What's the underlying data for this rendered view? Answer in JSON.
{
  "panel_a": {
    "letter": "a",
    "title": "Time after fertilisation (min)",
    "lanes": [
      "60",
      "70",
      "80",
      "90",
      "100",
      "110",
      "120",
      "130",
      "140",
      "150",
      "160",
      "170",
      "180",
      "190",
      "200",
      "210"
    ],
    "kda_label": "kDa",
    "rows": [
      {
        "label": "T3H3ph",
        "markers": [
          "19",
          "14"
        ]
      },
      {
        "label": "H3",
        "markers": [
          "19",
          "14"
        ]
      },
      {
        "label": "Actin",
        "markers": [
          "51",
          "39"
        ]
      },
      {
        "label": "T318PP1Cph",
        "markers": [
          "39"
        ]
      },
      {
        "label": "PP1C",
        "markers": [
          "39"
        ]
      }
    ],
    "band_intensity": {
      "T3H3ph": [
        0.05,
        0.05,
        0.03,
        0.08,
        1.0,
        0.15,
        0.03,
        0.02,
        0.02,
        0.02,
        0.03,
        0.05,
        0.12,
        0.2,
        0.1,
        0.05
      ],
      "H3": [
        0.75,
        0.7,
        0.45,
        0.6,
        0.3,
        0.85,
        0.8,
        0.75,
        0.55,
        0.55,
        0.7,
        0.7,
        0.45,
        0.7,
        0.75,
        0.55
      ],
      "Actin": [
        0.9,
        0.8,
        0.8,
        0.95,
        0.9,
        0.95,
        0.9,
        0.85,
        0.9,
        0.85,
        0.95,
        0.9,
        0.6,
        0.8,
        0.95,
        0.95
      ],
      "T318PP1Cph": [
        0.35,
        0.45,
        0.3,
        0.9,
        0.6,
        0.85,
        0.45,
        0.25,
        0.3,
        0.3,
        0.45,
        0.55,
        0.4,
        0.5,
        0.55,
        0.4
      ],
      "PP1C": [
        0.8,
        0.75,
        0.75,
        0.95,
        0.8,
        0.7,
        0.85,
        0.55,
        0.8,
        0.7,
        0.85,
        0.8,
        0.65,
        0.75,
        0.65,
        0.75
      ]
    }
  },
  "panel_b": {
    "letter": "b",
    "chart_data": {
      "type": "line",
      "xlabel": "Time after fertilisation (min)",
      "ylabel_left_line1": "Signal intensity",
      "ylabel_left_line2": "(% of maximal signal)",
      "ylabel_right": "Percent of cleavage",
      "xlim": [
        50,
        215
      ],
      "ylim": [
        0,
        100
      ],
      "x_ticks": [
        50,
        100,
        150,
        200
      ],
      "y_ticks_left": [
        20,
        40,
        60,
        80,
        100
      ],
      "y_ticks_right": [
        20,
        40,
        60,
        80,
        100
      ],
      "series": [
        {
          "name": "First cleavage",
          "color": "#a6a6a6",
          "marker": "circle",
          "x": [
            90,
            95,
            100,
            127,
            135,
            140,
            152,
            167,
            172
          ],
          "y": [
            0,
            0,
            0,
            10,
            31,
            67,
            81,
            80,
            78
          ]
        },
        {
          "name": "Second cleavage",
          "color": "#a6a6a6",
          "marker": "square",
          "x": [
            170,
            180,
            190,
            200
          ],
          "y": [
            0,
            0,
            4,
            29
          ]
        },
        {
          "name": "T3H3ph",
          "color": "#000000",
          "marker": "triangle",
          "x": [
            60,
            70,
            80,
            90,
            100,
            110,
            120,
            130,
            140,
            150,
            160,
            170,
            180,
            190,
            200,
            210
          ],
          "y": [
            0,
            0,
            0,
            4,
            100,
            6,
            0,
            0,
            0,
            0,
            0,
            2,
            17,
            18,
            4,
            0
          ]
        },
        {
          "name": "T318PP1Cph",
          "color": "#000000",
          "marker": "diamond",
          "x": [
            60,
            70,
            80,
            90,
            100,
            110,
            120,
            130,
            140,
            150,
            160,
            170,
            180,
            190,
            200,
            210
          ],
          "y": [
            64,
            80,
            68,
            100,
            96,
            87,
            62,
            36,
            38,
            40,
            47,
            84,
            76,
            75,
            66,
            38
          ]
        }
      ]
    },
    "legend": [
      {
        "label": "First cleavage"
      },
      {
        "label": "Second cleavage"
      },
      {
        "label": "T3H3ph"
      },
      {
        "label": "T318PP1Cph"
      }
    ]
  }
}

Stated task =>
Transcribe the data above in full, exactly.

Reply to the task =>
What's the underlying data for this rendered view? Answer in JSON.
{
  "panel_a": {
    "letter": "a",
    "title": "Time after fertilisation (min)",
    "lanes": [
      "60",
      "70",
      "80",
      "90",
      "100",
      "110",
      "120",
      "130",
      "140",
      "150",
      "160",
      "170",
      "180",
      "190",
      "200",
      "210"
    ],
    "kda_label": "kDa",
    "rows": [
      {
        "label": "T3H3ph",
        "markers": [
          "19",
          "14"
        ]
      },
      {
        "label": "H3",
        "markers": [
          "19",
          "14"
        ]
      },
      {
        "label": "Actin",
        "markers": [
          "51",
          "39"
        ]
      },
      {
        "label": "T318PP1Cph",
        "markers": [
          "39"
        ]
      },
      {
        "label": "PP1C",
        "markers": [
          "39"
        ]
      }
    ],
    "band_intensity": {
      "T3H3ph": [
        0.05,
        0.05,
        0.03,
        0.08,
        1.0,
        0.15,
        0.03,
        0.02,
        0.02,
        0.02,
        0.03,
        0.05,
        0.12,
        0.2,
        0.1,
        0.05
      ],
      "H3": [
        0.75,
        0.7,
        0.45,
        0.6,
        0.3,
        0.85,
        0.8,
        0.75,
        0.55,
        0.55,
        0.7,
        0.7,
        0.45,
        0.7,
        0.75,
        0.55
      ],
      "Actin": [
        0.9,
        0.8,
        0.8,
        0.95,
        0.9,
        0.95,
        0.9,
        0.85,
        0.9,
        0.85,
        0.95,
        0.9,
        0.6,
        0.8,
        0.95,
        0.95
      ],
      "T318PP1Cph": [
        0.35,
        0.45,
        0.3,
        0.9,
        0.6,
        0.85,
        0.45,
        0.25,
        0.3,
        0.3,
        0.45,
        0.55,
        0.4,
        0.5,
        0.55,
        0.4
      ],
      "PP1C": [
        0.8,
        0.75,
        0.75,
        0.95,
        0.8,
        0.7,
        0.85,
        0.55,
        0.8,
        0.7,
        0.85,
        0.8,
        0.65,
        0.75,
        0.65,
        0.75
      ]
    }
  },
  "panel_b": {
    "letter": "b",
    "chart_data": {
      "type": "line",
      "xlabel": "Time after fertilisation (min)",
      "ylabel_left_line1": "Signal intensity",
      "ylabel_left_line2": "(% of maximal signal)",
      "ylabel_right": "Percent of cleavage",
      "xlim": [
        50,
        215
      ],
      "ylim": [
        0,
        100
      ],
      "x_ticks": [
        50,
        100,
        150,
        200
      ],
      "y_ticks_left": [
        20,
        40,
        60,
        80,
        100
      ],
      "y_ticks_right": [
        20,
        40,
        60,
        80,
        100
      ],
      "series": [
        {
          "name": "First cleavage",
          "color": "#a6a6a6",
          "marker": "circle",
          "x": [
            90,
            95,
            100,
            127,
            135,
            140,
            152,
            167,
            172
          ],
          "y": [
            0,
            0,
            0,
            10,
            31,
            67,
            81,
            80,
            78
          ]
        },
        {
          "name": "Second cleavage",
          "color": "#a6a6a6",
          "marker": "square",
          "x": [
            170,
            180,
            190,
            200
          ],
          "y": [
            0,
            0,
            4,
            29
          ]
        },
        {
          "name": "T3H3ph",
          "color": "#000000",
          "marker": "triangle",
          "x": [
            60,
            70,
            80,
            90,
            100,
            110,
            120,
            130,
            140,
            150,
            160,
            170,
            180,
            190,
            200,
            210
          ],
          "y": [
            0,
            0,
            0,
            4,
            100,
            6,
            0,
            0,
            0,
            0,
            0,
            2,
            17,
            18,
            4,
            0
          ]
        },
        {
          "name": "T318PP1Cph",
          "color": "#000000",
          "marker": "diamond",
          "x": [
            60,
            70,
            80,
            90,
            100,
            110,
            120,
            130,
            140,
            150,
            160,
            170,
            180,
            190,
            200,
            210
          ],
          "y": [
            64,
            80,
            68,
            100,
            96,
            87,
            62,
            36,
            38,
            40,
            47,
            84,
            76,
            75,
            66,
            38
          ]
        }
      ]
    },
    "legend": [
      {
        "label": "First cleavage"
      },
      {
        "label": "Second cleavage"
      },
      {
        "label": "T3H3ph"
      },
      {
        "label": "T318PP1Cph"
      }
    ]
  }
}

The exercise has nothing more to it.